**Extracted records:**
════

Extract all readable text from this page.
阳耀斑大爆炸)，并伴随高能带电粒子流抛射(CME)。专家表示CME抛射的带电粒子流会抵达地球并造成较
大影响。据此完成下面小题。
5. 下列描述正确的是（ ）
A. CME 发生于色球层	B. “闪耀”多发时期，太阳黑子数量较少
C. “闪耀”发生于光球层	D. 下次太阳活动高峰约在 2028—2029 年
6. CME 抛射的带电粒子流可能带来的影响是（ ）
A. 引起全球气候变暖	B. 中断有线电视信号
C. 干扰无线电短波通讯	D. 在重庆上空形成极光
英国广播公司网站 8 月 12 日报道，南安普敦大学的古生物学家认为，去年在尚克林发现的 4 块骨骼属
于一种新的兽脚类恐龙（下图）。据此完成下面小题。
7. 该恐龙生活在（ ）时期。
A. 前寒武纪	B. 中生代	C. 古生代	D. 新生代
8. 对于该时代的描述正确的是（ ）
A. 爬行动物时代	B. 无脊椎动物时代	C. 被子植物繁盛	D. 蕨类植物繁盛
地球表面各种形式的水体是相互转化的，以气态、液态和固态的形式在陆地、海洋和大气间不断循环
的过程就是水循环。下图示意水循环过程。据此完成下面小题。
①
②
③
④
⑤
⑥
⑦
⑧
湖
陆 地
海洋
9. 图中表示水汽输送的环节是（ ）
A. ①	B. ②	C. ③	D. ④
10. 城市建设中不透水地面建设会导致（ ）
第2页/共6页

════

Collect the lines of the data that carry the word "据此完成下面小题".

**Task solution:**
大影响。据此完成下面小题。
于一种新的兽脚类恐龙（下图）。据此完成下面小题。
的过程就是水循环。下图示意水循环过程。据此完成下面小题。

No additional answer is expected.